• _Exercise passage_:
-.-.-
United States of America. The Food and Drug Administration has approved the first vaccine to aid in the prevention of Lyme disease, which is transmitted to people through the bites of ticks infected with Borrelia burgdorferi. The new vaccine (Lymerix: SmithKline Beecham) is approved for use in people aged between 15 to 70 years who live or work in grassy wooded areas where the infected ticks are present.
Although Lymerix may provide protection for a majority of people, it does not prevent all cases of Lyme disease. Therefore, people should continue to take standard preventive measures against infection, including wearing protective clothing, using tick repellent and removing attached ticks.
Lymerix contains a genetically engineered protein from an outer surface protein of B.burgdorferi, the spiral shaped bacterium that is responsible for Lyme disease. The surface protein stimulates antibodies that appear to disable the bacterium’s ability to infect the individual.
-.-.-
• _Study questions_:
1) Answer these questions from the passage on the Lyme disease vaccine:
(a) For what age range is Lymerix approved?
(b) Which standard preventive measures does the passage list?
(c) What does Lymerix contain?
2) Extract the portion of the passage on the Lyme disease vaccine from "Lymerix contains a" up to and including "infect the individual.".
3) Continue the passage on the Lyme disease vaccine from the point where it stops.

Dataset entries:
-.-.-
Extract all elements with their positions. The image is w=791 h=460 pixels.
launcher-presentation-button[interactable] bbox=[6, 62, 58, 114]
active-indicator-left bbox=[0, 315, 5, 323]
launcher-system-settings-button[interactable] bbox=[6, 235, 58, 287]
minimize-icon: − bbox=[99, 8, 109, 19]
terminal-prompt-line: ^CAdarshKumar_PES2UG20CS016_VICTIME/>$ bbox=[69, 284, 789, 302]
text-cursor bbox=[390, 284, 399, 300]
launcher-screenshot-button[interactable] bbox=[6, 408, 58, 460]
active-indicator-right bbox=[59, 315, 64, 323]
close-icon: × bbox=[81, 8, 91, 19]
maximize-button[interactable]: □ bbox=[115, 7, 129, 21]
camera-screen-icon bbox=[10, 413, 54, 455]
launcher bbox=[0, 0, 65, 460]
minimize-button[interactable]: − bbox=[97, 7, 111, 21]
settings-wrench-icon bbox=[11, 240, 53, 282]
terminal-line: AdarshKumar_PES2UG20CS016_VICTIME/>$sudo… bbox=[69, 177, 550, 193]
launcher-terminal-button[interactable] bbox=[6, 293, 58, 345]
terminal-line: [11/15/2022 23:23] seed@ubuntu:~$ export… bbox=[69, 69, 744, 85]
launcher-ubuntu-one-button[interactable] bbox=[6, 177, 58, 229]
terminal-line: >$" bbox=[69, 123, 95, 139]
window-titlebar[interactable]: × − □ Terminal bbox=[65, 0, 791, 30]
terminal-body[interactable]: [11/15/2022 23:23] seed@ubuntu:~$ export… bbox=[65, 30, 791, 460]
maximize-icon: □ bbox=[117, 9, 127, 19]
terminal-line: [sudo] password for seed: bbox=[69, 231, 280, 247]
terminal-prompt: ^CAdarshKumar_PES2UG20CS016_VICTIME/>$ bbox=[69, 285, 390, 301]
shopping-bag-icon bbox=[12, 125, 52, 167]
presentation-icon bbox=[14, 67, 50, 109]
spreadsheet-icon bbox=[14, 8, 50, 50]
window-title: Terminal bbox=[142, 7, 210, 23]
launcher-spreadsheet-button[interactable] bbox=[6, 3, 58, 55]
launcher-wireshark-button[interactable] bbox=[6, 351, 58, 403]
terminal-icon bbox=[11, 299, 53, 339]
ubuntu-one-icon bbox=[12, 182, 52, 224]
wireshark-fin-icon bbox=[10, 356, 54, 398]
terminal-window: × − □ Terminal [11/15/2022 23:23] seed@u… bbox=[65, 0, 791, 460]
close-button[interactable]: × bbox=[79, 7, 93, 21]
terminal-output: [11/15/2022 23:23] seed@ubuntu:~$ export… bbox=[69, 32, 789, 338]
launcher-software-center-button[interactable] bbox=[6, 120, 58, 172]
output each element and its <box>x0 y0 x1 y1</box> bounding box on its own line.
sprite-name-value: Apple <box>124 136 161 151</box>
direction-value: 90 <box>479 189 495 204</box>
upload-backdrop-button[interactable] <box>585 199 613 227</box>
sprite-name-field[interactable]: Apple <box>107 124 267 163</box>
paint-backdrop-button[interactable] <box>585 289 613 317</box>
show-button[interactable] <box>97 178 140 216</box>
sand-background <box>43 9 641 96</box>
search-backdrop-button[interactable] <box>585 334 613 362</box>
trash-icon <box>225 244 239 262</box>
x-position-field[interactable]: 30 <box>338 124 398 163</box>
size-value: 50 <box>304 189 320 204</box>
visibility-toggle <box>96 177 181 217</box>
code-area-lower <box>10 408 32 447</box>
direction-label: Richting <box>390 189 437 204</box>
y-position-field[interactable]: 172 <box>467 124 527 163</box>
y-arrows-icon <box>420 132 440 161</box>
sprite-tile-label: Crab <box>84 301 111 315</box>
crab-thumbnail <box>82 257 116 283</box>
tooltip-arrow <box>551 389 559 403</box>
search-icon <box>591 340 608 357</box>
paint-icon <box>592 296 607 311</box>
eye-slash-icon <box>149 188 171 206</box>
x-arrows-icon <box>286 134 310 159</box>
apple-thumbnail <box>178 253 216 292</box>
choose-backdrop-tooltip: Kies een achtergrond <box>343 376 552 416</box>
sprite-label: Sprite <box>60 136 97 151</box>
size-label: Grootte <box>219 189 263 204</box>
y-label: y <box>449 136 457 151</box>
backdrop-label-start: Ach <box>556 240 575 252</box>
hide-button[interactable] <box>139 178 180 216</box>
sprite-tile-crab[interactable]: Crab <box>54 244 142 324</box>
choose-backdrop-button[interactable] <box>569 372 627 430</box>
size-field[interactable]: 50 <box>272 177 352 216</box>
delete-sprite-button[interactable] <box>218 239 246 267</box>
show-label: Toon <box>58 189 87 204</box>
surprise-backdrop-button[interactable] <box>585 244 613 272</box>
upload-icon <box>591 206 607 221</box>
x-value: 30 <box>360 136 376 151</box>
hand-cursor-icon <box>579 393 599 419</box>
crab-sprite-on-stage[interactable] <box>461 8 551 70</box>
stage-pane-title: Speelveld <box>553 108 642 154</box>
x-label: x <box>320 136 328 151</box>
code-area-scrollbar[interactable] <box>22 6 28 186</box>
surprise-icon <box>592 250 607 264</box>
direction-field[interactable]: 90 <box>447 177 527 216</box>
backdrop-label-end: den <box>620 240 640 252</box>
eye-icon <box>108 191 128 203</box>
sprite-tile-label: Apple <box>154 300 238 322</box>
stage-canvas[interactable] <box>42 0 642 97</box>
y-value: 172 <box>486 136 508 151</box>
-.-.-
• _Exercise responses_:
1)
(a) People aged between 15 and 70 years.
(b) Wearing protective clothing, using tick repellent and removing attached ticks.
(c) A genetically engineered protein from an outer surface protein of B. burgdorferi.

2)
Lymerix contains a genetically engineered protein from an outer surface protein of B.burgdorferi, the spiral shaped bacterium that is responsible for Lyme disease. The surface protein stimulates antibodies that appear to disable the bacterium’s ability to infect the individual.

3)
Lyme disease, which is rarely fatal, typically causes a characteristic “bull’s eye” rash and flu-like symptoms in the early stages of infection and occasionally facial weakness and heart problems. In the later stages of the disease, months or years later, some patients may have chronic arthritis or neurologic problems.
The vaccine appeared to be more effective when vaccine doses were given between January and April, shortly before the peak tick season in the northeast United States. It is not currently known how long protection against Lyme disease lasts after vaccination, although in trials the protection rate was 78% in the second year after three doses.
Reference: HHS News P98-39, dated 21 December 1998.